(PROBLEM DESCRIPTION) Locate the string "Large" in the listing below. Copy every line where it is found.

-------- SOURCE RECORDS

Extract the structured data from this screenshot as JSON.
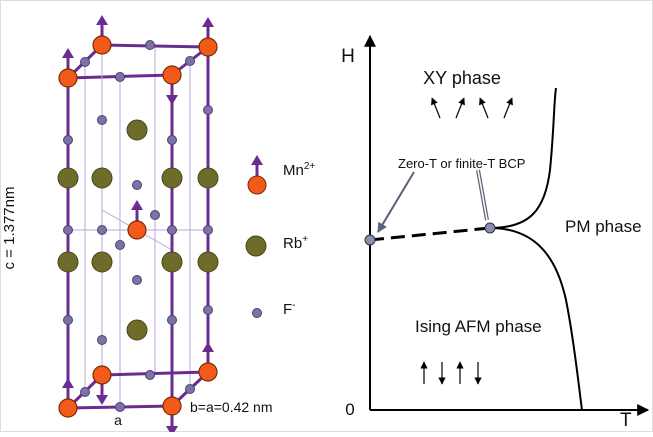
{
  "structure": {
    "c_label": "c = 1.377nm",
    "a_label": "a",
    "b_label": "b=a=0.42 nm",
    "legend": [
      {
        "text": "Mn",
        "sup": "2+"
      },
      {
        "text": "Rb",
        "sup": "+"
      },
      {
        "text": "F",
        "sup": "-"
      }
    ]
  },
  "phase_diagram": {
    "y_axis": "H",
    "x_axis": "T",
    "origin": "0",
    "xy_phase": "XY phase",
    "bcp": "Zero-T or finite-T BCP",
    "pm_phase": "PM phase",
    "ising_phase": "Ising AFM phase"
  }
}
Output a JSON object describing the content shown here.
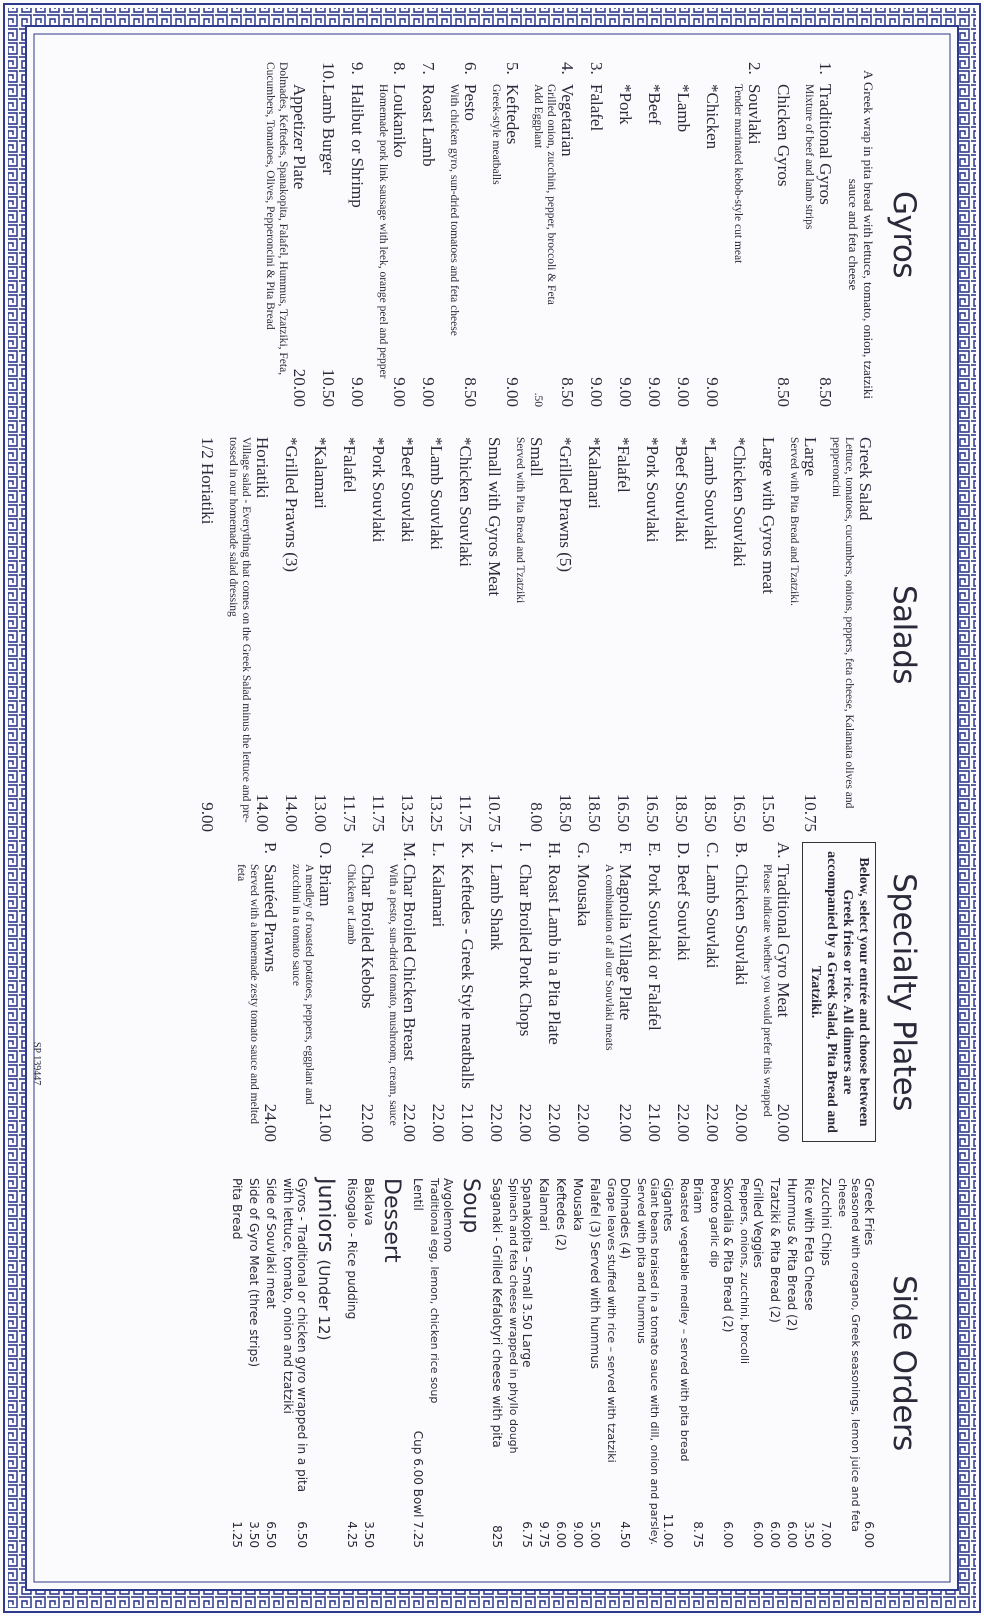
{
  "colors": {
    "border": "#2e3a8c",
    "text": "#2a2a3a"
  },
  "gyros": {
    "title": "Gyros",
    "intro": "A Greek wrap in pita bread with lettuce, tomato, onion, tzatziki sauce and feta cheese",
    "items": [
      {
        "num": "1.",
        "name": "Traditional Gyros",
        "price": "8.50",
        "desc": "Mixture of beef and lamb strips"
      },
      {
        "num": "",
        "name": "Chicken Gyros",
        "price": "8.50"
      },
      {
        "num": "2.",
        "name": "Souvlaki",
        "price": "",
        "desc": "Tender marinated kebob-style cut meat"
      },
      {
        "num": "",
        "name": "*Chicken",
        "price": "9.00"
      },
      {
        "num": "",
        "name": "*Lamb",
        "price": "9.00"
      },
      {
        "num": "",
        "name": "*Beef",
        "price": "9.00"
      },
      {
        "num": "",
        "name": "*Pork",
        "price": "9.00"
      },
      {
        "num": "3.",
        "name": "Falafel",
        "price": "9.00"
      },
      {
        "num": "4.",
        "name": "Vegetarian",
        "price": "8.50",
        "desc": "Grilled onion, zucchini, pepper, broccoli & Feta",
        "desc2": "Add Eggplant",
        "price2": ".50"
      },
      {
        "num": "5.",
        "name": "Keftedes",
        "price": "9.00",
        "desc": "Greek-style meatballs"
      },
      {
        "num": "6.",
        "name": "Pesto",
        "price": "8.50",
        "desc": "With chicken gyro, sun-dried tomatoes and feta cheese"
      },
      {
        "num": "7.",
        "name": "Roast Lamb",
        "price": "9.00"
      },
      {
        "num": "8.",
        "name": "Loukaniko",
        "price": "9.00",
        "desc": "Homemade pork link sausage with leek, orange peel and pepper"
      },
      {
        "num": "9.",
        "name": "Halibut or Shrimp",
        "price": "9.00"
      },
      {
        "num": "10.",
        "name": "Lamb Burger",
        "price": "10.50"
      },
      {
        "num": "",
        "name": "Appetizer Plate",
        "price": "20.00",
        "desc": "Dolmades, Keftedes, Spanakopita, Falafel, Hummus, Tzatziki, Feta, Cucumbers, Tomatoes, Olives, Pepperoncini & Pita Bread"
      }
    ]
  },
  "salads": {
    "title": "Salads",
    "items": [
      {
        "name": "Greek Salad",
        "price": "",
        "desc": "Lettuce, tomatoes, cucumbers, onions, peppers, feta cheese, Kalamata olives and pepperoncini"
      },
      {
        "name": "Large",
        "price": "10.75",
        "desc": "Served with Pita Bread and Tzatziki."
      },
      {
        "name": "Large with Gyros meat",
        "price": "15.50"
      },
      {
        "name": "*Chicken Souvlaki",
        "price": "16.50"
      },
      {
        "name": "*Lamb Souvlaki",
        "price": "18.50"
      },
      {
        "name": "*Beef Souvlaki",
        "price": "18.50"
      },
      {
        "name": "*Pork Souvlaki",
        "price": "16.50"
      },
      {
        "name": "*Falafel",
        "price": "16.50"
      },
      {
        "name": "*Kalamari",
        "price": "18.50"
      },
      {
        "name": "*Grilled Prawns (5)",
        "price": "18.50"
      },
      {
        "name": "Small",
        "price": "8.00",
        "desc": "Served with Pita Bread and Tzatziki"
      },
      {
        "name": "Small with Gyros Meat",
        "price": "10.75"
      },
      {
        "name": "*Chicken Souvlaki",
        "price": "11.75"
      },
      {
        "name": "*Lamb Souvlaki",
        "price": "13.25"
      },
      {
        "name": "*Beef Souvlaki",
        "price": "13.25"
      },
      {
        "name": "*Pork Souvlaki",
        "price": "11.75"
      },
      {
        "name": "*Falafel",
        "price": "11.75"
      },
      {
        "name": "*Kalamari",
        "price": "13.00"
      },
      {
        "name": "*Grilled Prawns (3)",
        "price": "14.00"
      },
      {
        "name": "Horiatiki",
        "price": "14.00",
        "desc": "Village salad - Everything that comes on the Greek Salad minus the lettuce and pre-tossed in our homemade salad dressing"
      },
      {
        "name": "1/2 Horiatiki",
        "price": "9.00"
      }
    ]
  },
  "specialty": {
    "title": "Specialty Plates",
    "note": "Below, select your entrée and choose between Greek fries or rice. All dinners are accompanied by a Greek Salad, Pita Bread and Tzatziki.",
    "items": [
      {
        "num": "A.",
        "name": "Traditional Gyro Meat",
        "price": "20.00",
        "desc": "Please indicate whether you would prefer this wrapped"
      },
      {
        "num": "B.",
        "name": "Chicken Souvlaki",
        "price": "20.00"
      },
      {
        "num": "C.",
        "name": "Lamb Souvlaki",
        "price": "22.00"
      },
      {
        "num": "D.",
        "name": "Beef Souvlaki",
        "price": "22.00"
      },
      {
        "num": "E.",
        "name": "Pork Souvlaki or Falafel",
        "price": "21.00"
      },
      {
        "num": "F.",
        "name": "Magnolia Village Plate",
        "price": "22.00",
        "desc": "A combination of all our Souvlaki meats"
      },
      {
        "num": "G.",
        "name": "Mousaka",
        "price": "22.00"
      },
      {
        "num": "H.",
        "name": "Roast Lamb in a Pita Plate",
        "price": "22.00"
      },
      {
        "num": "I.",
        "name": "Char Broiled Pork Chops",
        "price": "22.00"
      },
      {
        "num": "J.",
        "name": "Lamb Shank",
        "price": "22.00"
      },
      {
        "num": "K.",
        "name": "Keftedes - Greek Style meatballs",
        "price": "21.00"
      },
      {
        "num": "L.",
        "name": "Kalamari",
        "price": "22.00"
      },
      {
        "num": "M.",
        "name": "Char Broiled Chicken Breast",
        "price": "22.00",
        "desc": "With a pesto, sun-dried tomato, mushroom, cream, sauce"
      },
      {
        "num": "N.",
        "name": "Char Broiled Kebobs",
        "price": "22.00",
        "desc": "Chicken or Lamb"
      },
      {
        "num": "O.",
        "name": "Briam",
        "price": "21.00",
        "desc": "A medley of roasted potatoes, peppers, eggplant and zucchini in a tomato sauce"
      },
      {
        "num": "P.",
        "name": "Sautéed Prawns",
        "price": "24.00",
        "desc": "Served with a homemade zesty tomato sauce and melted feta"
      }
    ],
    "footer": "SP 139447"
  },
  "sides": {
    "title": "Side Orders",
    "items": [
      {
        "name": "Greek Fries",
        "price": "6.00",
        "desc": "Seasoned with oregano, Greek seasonings, lemon juice and feta cheese"
      },
      {
        "name": "Zucchini Chips",
        "price": "7.00"
      },
      {
        "name": "Rice with Feta Cheese",
        "price": "3.50"
      },
      {
        "name": "Hummus & Pita Bread (2)",
        "price": "6.00"
      },
      {
        "name": "Tzatziki & Pita Bread (2)",
        "price": "6.00"
      },
      {
        "name": "Grilled Veggies",
        "price": "6.00",
        "desc": "Peppers, onions, zucchini, brocolli"
      },
      {
        "name": "Skordalia & Pita Bread (2)",
        "price": "6.00",
        "desc": "Potato garlic dip"
      },
      {
        "name": "Briam",
        "price": "8.75",
        "desc": "Roasted vegetable medley – served with pita bread"
      },
      {
        "name": "Gigantes",
        "price": "11.00",
        "desc": "Giant beans braised in a tomato sauce with dill, onion and parsley. Served with pita and hummus"
      },
      {
        "name": "Dolmades (4)",
        "price": "4.50",
        "desc": "Grape leaves stuffed with rice – served with tzatziki"
      },
      {
        "name": "Falafel (3) Served with hummus",
        "price": "5.00"
      },
      {
        "name": "Mousaka",
        "price": "9.00"
      },
      {
        "name": "Keftedes (2)",
        "price": "6.00"
      },
      {
        "name": "Kalamari",
        "price": "9.75"
      },
      {
        "name": "Spanakopita – Small 3.50   Large",
        "price": "6.75",
        "desc": "Spinach and feta cheese wrapped in phyllo dough"
      },
      {
        "name": "Saganaki - Grilled Kefalotyri cheese with pita",
        "price": "825"
      }
    ],
    "soup": {
      "title": "Soup",
      "items": [
        {
          "name": "Avgolemono",
          "price": "",
          "desc": "Traditional egg, lemon, chicken rice soup"
        },
        {
          "name": "Lentil",
          "price": "Cup 6.00   Bowl 7.25"
        }
      ]
    },
    "dessert": {
      "title": "Dessert",
      "items": [
        {
          "name": "Baklava",
          "price": "3.50"
        },
        {
          "name": "Risogalo - Rice pudding",
          "price": "4.25"
        }
      ]
    },
    "juniors": {
      "title": "Juniors",
      "subtitle": "(Under 12)",
      "items": [
        {
          "name": "Gyros - Traditional or chicken gyro wrapped in a pita with lettuce, tomato, onion and tzatziki",
          "price": "6.50"
        },
        {
          "name": "Side of Souvlaki meat",
          "price": "6.50"
        },
        {
          "name": "Side of Gyro Meat (three strips)",
          "price": "3.50"
        },
        {
          "name": "Pita Bread",
          "price": "1.25"
        }
      ]
    }
  }
}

----------------

(ANSWER TO THE PROBLEM)
        "name": "Large",
        "name": "Large with Gyros meat",
        "name": "Spanakopita – Small 3.50   Large",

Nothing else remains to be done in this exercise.